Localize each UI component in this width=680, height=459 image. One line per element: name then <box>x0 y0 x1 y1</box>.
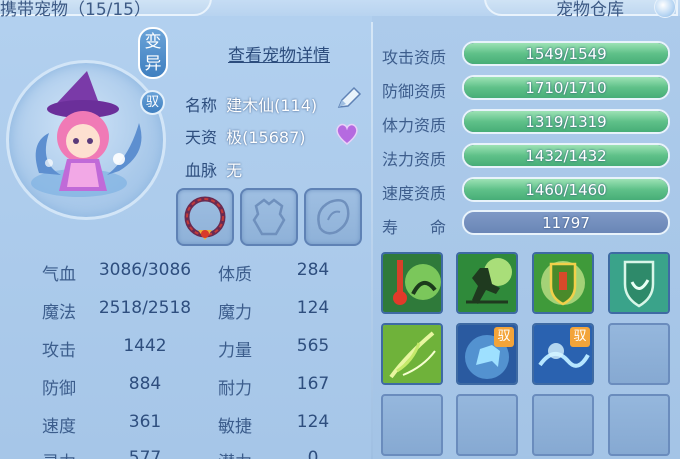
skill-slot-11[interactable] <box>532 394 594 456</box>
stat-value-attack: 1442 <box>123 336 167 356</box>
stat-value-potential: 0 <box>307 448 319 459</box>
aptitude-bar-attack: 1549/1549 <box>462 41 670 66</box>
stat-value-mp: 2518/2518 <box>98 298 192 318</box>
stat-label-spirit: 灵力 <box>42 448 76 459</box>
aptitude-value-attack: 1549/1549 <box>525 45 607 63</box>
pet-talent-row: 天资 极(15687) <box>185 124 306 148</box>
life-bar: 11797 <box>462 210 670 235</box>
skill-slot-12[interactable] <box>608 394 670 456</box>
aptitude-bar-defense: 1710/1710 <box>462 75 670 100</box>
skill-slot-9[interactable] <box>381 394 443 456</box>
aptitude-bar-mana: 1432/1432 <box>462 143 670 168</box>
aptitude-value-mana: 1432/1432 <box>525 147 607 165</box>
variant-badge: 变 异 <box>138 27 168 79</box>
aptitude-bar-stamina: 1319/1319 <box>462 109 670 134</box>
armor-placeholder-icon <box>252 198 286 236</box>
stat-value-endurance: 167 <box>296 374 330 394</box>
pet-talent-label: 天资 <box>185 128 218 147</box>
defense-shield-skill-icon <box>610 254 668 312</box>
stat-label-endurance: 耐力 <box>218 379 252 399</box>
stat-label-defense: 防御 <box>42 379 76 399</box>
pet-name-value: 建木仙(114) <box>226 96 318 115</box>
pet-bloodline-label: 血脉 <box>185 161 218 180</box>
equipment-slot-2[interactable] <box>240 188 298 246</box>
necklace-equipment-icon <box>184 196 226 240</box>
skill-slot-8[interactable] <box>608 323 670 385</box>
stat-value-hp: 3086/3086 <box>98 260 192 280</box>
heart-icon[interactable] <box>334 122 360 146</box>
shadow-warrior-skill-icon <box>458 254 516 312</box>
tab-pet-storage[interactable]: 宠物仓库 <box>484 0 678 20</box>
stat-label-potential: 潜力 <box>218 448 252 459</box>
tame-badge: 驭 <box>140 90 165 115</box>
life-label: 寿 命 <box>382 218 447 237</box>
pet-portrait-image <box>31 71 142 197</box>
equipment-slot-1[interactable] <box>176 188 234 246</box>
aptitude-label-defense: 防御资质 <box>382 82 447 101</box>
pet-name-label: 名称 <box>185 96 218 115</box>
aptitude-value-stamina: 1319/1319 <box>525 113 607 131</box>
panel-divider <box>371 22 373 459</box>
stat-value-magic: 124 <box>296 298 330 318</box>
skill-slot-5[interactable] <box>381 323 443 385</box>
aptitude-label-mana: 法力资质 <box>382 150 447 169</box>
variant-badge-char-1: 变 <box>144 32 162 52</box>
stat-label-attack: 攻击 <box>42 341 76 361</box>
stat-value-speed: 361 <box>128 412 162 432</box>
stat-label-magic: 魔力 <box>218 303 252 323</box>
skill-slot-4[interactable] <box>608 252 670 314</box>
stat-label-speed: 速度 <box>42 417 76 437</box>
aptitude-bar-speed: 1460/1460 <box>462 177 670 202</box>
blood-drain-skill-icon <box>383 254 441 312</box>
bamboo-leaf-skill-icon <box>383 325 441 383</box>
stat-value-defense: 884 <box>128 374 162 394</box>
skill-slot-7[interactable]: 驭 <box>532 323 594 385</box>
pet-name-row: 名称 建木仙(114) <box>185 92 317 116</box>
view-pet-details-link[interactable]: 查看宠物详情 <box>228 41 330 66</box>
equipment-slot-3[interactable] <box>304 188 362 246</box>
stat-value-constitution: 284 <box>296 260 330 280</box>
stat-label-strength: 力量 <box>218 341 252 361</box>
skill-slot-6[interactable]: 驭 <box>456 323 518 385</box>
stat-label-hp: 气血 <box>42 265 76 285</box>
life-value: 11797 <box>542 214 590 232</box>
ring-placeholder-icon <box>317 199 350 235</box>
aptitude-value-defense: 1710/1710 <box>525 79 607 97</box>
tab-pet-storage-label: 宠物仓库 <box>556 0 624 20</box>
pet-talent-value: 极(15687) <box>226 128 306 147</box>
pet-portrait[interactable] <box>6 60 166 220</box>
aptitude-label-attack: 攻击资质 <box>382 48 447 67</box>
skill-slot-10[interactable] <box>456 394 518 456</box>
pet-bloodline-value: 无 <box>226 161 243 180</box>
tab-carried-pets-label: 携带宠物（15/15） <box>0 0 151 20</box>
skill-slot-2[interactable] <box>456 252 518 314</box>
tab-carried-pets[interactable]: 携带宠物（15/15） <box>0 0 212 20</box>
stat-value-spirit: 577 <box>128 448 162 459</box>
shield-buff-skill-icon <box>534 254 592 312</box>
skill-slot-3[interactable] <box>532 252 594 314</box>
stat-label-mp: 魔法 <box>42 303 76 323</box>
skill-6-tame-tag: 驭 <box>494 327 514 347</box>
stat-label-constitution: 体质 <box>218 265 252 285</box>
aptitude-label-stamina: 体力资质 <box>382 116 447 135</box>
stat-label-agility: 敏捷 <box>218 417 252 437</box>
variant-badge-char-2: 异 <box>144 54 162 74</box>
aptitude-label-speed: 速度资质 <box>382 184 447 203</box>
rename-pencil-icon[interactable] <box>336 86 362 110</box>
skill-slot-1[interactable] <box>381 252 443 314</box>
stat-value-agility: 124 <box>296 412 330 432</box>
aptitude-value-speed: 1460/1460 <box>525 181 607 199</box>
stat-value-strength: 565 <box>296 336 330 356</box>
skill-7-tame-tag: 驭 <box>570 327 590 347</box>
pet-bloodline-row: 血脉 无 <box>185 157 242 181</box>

☆ ☆ ☆ ☆ ☆ ☆ ☆

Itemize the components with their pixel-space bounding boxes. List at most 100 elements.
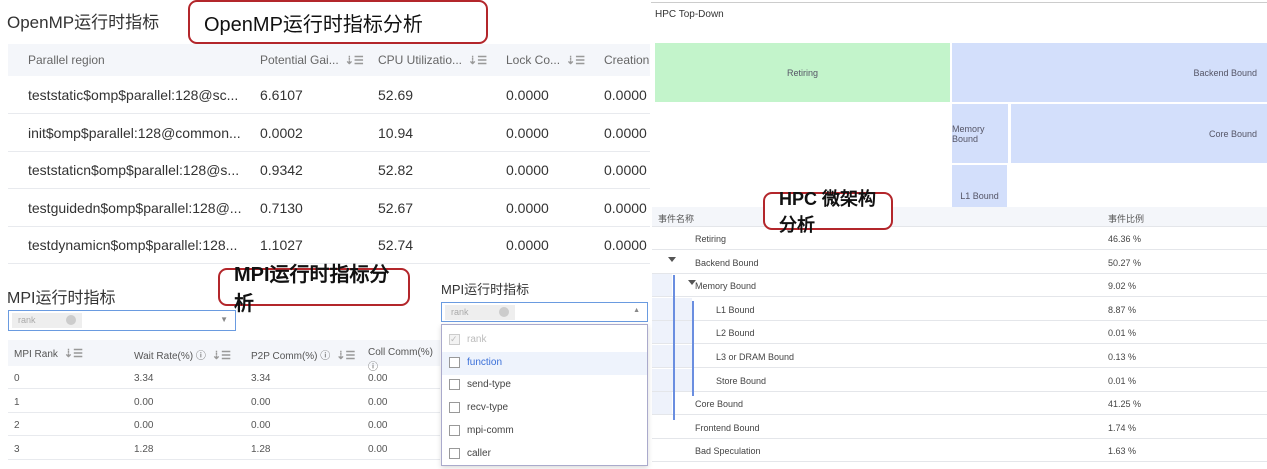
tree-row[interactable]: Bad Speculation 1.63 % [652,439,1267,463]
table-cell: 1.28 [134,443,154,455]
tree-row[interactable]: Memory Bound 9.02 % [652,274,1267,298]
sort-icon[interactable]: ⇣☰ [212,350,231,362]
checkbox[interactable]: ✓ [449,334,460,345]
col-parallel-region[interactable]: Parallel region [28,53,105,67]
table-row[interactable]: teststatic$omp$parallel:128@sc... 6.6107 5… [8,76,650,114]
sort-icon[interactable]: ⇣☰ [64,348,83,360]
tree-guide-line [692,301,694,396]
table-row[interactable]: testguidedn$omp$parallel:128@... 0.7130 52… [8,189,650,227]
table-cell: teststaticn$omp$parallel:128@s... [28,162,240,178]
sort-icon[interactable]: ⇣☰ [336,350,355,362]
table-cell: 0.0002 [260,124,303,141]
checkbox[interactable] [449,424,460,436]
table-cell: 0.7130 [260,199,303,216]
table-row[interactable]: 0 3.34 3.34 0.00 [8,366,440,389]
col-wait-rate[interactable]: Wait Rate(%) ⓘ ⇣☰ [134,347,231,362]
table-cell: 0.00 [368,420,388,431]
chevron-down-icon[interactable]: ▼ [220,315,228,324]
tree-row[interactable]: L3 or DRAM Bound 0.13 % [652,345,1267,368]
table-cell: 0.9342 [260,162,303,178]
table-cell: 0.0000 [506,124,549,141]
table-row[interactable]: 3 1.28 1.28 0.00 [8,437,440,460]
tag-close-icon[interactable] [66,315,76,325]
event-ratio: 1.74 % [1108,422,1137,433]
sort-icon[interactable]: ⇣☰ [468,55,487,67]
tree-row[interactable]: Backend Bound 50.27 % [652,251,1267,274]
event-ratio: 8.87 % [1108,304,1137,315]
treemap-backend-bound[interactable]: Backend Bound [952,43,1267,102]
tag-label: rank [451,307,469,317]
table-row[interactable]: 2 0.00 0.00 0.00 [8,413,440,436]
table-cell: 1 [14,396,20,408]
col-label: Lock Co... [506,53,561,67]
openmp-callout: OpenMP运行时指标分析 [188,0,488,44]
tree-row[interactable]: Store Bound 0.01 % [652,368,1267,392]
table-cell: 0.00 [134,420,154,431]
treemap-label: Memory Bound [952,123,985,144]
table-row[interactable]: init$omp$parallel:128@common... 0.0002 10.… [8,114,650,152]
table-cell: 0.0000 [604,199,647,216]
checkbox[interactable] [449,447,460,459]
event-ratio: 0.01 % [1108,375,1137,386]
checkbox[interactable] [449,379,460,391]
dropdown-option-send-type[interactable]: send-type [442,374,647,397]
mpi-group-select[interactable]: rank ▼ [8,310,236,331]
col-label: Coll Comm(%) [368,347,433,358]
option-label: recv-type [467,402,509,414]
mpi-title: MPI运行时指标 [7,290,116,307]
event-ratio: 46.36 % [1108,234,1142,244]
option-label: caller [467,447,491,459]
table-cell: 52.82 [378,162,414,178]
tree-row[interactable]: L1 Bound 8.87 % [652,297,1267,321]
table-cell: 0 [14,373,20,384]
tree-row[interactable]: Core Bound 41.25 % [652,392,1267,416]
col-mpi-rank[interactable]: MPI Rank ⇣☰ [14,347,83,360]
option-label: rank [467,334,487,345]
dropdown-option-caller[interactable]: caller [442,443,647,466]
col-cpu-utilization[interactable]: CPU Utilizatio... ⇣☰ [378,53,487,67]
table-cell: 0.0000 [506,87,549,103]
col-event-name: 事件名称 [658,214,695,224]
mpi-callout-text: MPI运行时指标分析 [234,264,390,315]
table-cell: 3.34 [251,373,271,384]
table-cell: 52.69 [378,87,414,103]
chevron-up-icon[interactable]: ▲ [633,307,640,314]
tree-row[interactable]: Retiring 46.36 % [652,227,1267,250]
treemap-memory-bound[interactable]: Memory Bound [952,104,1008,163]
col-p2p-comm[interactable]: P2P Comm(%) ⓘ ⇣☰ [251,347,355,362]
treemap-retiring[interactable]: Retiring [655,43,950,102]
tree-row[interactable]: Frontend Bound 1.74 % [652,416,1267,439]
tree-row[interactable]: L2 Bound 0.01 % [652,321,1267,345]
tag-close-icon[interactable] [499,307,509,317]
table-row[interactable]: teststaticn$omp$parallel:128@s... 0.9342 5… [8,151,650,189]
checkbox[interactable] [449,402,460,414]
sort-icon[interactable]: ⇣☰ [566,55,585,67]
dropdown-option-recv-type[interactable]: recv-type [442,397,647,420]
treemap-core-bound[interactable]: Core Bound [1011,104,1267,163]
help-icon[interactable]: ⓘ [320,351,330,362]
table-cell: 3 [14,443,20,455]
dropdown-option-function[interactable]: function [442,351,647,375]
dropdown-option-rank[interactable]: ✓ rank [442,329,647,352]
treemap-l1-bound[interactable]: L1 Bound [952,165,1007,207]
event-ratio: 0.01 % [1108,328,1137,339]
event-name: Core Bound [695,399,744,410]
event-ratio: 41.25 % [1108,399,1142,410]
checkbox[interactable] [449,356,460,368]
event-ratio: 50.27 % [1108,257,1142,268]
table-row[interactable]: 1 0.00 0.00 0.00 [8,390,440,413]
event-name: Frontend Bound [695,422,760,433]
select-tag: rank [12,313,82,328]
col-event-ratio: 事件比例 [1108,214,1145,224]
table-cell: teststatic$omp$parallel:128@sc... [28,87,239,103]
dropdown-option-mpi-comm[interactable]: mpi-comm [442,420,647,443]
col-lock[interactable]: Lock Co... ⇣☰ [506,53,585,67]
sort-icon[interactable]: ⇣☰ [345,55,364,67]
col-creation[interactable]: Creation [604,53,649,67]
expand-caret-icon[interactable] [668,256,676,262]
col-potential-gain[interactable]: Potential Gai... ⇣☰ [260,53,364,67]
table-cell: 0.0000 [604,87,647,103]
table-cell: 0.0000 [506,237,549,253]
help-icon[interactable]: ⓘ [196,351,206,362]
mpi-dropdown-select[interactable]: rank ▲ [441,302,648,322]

☆ ☆ ☆ ☆ ☆ ☆ ☆

§ **What you have to do**
Transcribe the part of the data that opens with the line containing "skill-slot-11[interactable] <box>532 394" and closes with the line containing "skill-slot-12[interactable] <box>608 394", copying both of those lines and everything between them.

§ **Task result**
skill-slot-11[interactable] <box>532 394 594 456</box>
stat-value-attack: 1442 <box>123 336 167 356</box>
stat-value-potential: 0 <box>307 448 319 459</box>
aptitude-bar-attack: 1549/1549 <box>462 41 670 66</box>
stat-value-mp: 2518/2518 <box>98 298 192 318</box>
stat-label-spirit: 灵力 <box>42 448 76 459</box>
aptitude-value-attack: 1549/1549 <box>525 45 607 63</box>
pet-talent-row: 天资 极(15687) <box>185 124 306 148</box>
life-bar: 11797 <box>462 210 670 235</box>
skill-slot-12[interactable] <box>608 394 670 456</box>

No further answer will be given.